- Extract to read
____________________

- Origin: London, England
- Genres: Alternative metal, hard rock, post-grunge
- Years active: 2020–present
- Members: Daniel Leigh; Dan Baker;
- Website: https://www.jordan-red.com

= Jordan Red =

British alternative metal band

Jordan Red are a British alternative metal band originating from London, England. The band was formed in 2020 by vocalist Daniel Leigh and guitarist Dan Baker, with As Lions members Conor O'Keefe and Dave Fee as touring and session members. In 2022, they self-released their debut album, "Hands That Built The World", which entered the Official Charts, peaking at #14 in Independent Albums Breakers and #16 in the Top 40 Rock and Metal Albums Charts. Subsequently, their single 'Awake' received national airplay on BBC Radio 1 and Planet Rock.

____________________

- Records shown
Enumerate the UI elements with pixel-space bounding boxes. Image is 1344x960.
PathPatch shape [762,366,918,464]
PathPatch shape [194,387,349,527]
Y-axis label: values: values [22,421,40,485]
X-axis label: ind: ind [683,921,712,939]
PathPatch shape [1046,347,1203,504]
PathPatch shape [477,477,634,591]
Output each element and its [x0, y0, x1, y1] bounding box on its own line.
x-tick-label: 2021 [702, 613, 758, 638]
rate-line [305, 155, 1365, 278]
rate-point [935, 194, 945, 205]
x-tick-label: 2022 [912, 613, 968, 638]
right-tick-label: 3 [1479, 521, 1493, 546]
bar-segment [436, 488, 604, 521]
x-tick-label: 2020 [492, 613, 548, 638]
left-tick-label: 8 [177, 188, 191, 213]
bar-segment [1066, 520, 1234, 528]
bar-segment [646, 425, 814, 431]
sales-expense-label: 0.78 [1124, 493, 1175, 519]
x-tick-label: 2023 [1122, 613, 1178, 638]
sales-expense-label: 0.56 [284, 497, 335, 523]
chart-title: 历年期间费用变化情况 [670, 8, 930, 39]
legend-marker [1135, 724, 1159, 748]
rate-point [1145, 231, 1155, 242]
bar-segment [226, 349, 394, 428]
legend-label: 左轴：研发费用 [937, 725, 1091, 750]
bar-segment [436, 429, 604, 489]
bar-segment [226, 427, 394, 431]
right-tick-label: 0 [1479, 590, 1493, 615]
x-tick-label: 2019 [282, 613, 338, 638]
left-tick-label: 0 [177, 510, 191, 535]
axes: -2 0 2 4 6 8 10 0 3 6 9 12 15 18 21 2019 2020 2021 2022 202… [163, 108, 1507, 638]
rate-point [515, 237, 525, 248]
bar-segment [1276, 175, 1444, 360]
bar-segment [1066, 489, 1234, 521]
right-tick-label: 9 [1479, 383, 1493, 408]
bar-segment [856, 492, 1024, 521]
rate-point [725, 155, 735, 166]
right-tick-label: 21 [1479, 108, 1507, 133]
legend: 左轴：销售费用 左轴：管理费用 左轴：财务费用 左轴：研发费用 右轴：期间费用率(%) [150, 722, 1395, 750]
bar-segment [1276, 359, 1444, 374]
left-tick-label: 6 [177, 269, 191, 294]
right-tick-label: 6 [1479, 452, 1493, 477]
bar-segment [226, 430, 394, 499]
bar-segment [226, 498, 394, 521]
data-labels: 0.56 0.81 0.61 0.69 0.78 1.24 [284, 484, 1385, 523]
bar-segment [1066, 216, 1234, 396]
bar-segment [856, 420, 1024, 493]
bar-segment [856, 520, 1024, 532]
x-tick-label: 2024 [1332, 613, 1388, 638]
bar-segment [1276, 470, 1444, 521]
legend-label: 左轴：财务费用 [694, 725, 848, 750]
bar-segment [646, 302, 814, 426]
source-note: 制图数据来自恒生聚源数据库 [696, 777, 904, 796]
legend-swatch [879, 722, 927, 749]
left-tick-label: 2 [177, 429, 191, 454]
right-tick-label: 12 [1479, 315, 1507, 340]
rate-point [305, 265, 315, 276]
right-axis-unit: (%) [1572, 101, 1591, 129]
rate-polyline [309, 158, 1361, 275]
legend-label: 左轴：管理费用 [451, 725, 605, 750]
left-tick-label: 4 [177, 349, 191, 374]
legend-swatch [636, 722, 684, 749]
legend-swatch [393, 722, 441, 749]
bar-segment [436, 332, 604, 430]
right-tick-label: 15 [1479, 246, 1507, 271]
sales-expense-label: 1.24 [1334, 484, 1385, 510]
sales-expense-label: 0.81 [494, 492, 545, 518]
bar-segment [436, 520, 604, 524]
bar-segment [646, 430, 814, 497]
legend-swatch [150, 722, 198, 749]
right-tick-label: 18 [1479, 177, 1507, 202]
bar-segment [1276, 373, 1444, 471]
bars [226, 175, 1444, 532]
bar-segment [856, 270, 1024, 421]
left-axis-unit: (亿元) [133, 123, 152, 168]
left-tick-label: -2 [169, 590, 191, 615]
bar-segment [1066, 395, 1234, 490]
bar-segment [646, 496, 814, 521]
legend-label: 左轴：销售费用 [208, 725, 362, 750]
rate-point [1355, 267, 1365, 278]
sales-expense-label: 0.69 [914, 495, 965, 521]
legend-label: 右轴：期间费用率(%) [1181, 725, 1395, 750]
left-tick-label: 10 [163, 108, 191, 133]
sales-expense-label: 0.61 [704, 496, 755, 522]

____________________

- The exercise
After the records, copy out the part of the Jordan Red text from "- Origin: London, England" down to "and Planet Rock.".

- Complete output
- Origin: London, England
- Genres: Alternative metal, hard rock, post-grunge
- Years active: 2020–present
- Members: Daniel Leigh; Dan Baker;
- Website: https://www.jordan-red.com

= Jordan Red =

British alternative metal band

Jordan Red are a British alternative metal band originating from London, England. The band was formed in 2020 by vocalist Daniel Leigh and guitarist Dan Baker, with As Lions members Conor O'Keefe and Dave Fee as touring and session members. In 2022, they self-released their debut album, "Hands That Built The World", which entered the Official Charts, peaking at #14 in Independent Albums Breakers and #16 in the Top 40 Rock and Metal Albums Charts. Subsequently, their single 'Awake' received national airplay on BBC Radio 1 and Planet Rock.